__What you need to do__
Lines containing the word "Flow" are the ones to copy from the records below.

__Data for processing__
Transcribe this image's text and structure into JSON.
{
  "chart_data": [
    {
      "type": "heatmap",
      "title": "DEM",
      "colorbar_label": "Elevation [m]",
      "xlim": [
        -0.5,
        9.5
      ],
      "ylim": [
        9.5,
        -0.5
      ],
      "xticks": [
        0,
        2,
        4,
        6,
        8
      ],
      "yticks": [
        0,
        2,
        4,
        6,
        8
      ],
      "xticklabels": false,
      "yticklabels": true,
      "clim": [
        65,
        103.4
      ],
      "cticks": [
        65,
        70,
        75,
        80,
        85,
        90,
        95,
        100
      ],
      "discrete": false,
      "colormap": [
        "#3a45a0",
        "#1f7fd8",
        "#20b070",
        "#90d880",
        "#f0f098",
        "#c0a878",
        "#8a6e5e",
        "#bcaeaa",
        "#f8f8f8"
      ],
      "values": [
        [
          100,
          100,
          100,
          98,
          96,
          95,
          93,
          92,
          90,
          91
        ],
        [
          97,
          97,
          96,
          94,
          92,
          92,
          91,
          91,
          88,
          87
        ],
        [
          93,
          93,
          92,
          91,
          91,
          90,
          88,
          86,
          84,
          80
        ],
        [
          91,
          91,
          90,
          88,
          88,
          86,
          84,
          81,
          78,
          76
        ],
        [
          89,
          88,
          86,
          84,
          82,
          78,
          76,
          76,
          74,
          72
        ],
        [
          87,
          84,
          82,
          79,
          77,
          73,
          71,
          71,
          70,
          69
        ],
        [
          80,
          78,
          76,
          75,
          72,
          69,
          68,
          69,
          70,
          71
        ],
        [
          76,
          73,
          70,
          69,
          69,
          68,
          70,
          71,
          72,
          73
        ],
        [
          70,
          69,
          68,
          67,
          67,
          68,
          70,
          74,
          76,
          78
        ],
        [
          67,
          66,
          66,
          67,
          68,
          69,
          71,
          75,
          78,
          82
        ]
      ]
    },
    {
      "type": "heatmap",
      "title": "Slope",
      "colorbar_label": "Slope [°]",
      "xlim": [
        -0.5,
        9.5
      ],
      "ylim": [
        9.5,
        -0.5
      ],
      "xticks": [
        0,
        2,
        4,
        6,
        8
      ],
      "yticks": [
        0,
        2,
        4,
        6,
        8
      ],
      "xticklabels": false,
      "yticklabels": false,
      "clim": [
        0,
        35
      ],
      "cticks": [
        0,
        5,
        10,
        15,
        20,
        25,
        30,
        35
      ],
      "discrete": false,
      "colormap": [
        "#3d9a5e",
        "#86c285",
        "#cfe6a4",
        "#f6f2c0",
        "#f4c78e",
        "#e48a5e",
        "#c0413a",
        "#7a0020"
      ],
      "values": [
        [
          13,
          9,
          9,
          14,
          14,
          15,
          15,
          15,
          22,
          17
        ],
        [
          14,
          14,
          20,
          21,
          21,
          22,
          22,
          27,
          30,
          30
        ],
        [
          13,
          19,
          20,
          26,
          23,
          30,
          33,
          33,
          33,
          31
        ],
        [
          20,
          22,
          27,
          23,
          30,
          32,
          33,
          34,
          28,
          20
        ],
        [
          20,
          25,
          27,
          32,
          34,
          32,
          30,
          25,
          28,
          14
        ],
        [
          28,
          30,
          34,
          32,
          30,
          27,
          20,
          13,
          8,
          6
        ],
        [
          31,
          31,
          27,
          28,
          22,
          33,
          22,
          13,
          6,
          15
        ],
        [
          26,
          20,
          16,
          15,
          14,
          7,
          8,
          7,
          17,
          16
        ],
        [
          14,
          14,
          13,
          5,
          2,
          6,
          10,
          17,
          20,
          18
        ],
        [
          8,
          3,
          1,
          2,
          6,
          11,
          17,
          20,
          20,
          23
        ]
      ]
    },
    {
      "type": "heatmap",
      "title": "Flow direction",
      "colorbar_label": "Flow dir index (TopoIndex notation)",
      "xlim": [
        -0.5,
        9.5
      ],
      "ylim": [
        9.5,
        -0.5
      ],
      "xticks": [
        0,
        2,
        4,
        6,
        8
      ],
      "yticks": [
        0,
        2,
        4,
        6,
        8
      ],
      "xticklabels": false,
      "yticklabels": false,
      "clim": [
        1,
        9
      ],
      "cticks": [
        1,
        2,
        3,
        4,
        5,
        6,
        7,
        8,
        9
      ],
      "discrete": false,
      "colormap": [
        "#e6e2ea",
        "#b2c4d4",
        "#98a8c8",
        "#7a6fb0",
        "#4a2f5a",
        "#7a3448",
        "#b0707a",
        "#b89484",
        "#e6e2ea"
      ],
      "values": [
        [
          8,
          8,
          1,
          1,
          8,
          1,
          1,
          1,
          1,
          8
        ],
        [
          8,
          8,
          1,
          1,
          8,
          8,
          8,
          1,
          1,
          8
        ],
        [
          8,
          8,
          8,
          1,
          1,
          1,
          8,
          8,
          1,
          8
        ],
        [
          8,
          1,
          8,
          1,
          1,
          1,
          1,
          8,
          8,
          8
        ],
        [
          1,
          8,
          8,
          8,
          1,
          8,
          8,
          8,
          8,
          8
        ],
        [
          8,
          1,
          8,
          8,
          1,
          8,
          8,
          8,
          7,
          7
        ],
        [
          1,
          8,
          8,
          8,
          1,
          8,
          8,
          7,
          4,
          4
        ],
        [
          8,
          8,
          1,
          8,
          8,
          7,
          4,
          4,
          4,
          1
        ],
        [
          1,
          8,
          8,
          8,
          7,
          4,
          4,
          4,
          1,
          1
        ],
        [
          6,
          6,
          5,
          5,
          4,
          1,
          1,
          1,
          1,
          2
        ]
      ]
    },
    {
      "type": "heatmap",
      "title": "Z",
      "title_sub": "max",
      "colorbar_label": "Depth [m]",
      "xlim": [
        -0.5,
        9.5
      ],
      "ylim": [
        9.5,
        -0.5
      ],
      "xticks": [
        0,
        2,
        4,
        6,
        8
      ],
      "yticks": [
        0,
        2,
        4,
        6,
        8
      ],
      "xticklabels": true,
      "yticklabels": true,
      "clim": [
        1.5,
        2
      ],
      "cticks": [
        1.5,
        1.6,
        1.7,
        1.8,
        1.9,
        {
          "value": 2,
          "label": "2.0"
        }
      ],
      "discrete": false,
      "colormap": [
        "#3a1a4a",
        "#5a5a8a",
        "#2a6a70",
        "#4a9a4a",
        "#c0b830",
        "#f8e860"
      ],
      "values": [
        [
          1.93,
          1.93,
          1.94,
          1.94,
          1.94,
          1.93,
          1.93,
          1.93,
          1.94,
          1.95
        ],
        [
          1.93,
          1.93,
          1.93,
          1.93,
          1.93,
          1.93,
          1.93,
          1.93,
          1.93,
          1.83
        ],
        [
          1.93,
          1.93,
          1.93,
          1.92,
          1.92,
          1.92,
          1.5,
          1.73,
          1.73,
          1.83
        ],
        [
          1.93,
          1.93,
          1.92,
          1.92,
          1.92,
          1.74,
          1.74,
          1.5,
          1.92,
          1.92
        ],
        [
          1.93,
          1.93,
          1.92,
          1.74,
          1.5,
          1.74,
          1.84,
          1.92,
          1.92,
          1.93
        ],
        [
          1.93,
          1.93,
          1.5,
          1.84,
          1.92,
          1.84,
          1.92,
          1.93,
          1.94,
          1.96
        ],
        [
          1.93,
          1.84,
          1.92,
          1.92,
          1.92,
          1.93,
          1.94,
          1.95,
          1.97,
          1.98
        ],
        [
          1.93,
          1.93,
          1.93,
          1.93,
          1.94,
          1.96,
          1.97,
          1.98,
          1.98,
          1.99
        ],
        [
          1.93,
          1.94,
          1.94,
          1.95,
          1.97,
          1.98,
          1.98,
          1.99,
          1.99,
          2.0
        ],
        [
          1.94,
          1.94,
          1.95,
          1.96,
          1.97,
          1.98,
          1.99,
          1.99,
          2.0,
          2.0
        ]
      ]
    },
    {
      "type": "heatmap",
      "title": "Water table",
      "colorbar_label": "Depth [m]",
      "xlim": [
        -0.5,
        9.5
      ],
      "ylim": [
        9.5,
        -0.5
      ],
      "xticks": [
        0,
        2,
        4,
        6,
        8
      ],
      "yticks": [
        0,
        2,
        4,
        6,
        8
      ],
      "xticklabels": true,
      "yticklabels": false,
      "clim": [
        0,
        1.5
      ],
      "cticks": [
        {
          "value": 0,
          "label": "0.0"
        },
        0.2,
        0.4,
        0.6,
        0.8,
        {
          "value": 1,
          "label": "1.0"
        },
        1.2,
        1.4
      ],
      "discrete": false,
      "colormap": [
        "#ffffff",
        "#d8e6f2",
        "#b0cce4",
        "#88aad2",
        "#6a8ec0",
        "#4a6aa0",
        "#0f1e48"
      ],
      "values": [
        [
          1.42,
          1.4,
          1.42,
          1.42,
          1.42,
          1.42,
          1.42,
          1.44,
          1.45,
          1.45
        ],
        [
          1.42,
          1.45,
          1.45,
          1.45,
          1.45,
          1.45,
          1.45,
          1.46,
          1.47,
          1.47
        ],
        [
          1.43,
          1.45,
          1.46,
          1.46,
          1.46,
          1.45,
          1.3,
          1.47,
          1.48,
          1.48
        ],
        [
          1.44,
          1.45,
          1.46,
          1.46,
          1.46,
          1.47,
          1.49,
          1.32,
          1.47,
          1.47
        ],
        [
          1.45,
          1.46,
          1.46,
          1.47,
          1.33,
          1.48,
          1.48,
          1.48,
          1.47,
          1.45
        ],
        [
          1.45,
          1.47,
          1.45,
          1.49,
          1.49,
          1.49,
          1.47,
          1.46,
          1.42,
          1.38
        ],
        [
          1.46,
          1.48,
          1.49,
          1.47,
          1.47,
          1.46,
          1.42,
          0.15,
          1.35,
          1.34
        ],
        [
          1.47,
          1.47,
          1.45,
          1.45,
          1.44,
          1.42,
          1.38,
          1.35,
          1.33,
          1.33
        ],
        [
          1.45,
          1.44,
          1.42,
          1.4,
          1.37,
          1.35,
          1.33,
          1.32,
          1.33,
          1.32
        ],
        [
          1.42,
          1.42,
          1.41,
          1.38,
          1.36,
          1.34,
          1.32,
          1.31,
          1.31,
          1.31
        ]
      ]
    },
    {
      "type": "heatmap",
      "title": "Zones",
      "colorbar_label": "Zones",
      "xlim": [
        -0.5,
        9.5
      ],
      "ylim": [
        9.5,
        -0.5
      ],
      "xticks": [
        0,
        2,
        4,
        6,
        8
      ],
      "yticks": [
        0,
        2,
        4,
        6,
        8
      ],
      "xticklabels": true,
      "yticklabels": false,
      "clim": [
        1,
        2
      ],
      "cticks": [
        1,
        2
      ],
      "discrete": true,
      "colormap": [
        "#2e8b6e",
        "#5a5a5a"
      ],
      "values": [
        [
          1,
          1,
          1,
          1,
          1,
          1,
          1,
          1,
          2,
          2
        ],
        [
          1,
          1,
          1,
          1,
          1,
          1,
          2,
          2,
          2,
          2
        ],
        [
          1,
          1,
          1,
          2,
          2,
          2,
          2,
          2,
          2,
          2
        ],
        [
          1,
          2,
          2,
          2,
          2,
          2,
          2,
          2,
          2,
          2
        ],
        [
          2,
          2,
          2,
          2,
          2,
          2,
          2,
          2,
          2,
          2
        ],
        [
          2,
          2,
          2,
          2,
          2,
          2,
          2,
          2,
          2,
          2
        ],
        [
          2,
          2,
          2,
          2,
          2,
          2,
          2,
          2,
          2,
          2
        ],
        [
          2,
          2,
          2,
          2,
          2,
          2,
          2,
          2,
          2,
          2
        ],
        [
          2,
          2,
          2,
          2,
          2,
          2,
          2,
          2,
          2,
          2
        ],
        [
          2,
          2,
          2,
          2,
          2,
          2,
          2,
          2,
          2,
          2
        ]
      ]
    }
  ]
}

__Worked solution__
      "title": "Flow direction",
      "colorbar_label": "Flow dir index (TopoIndex notation)",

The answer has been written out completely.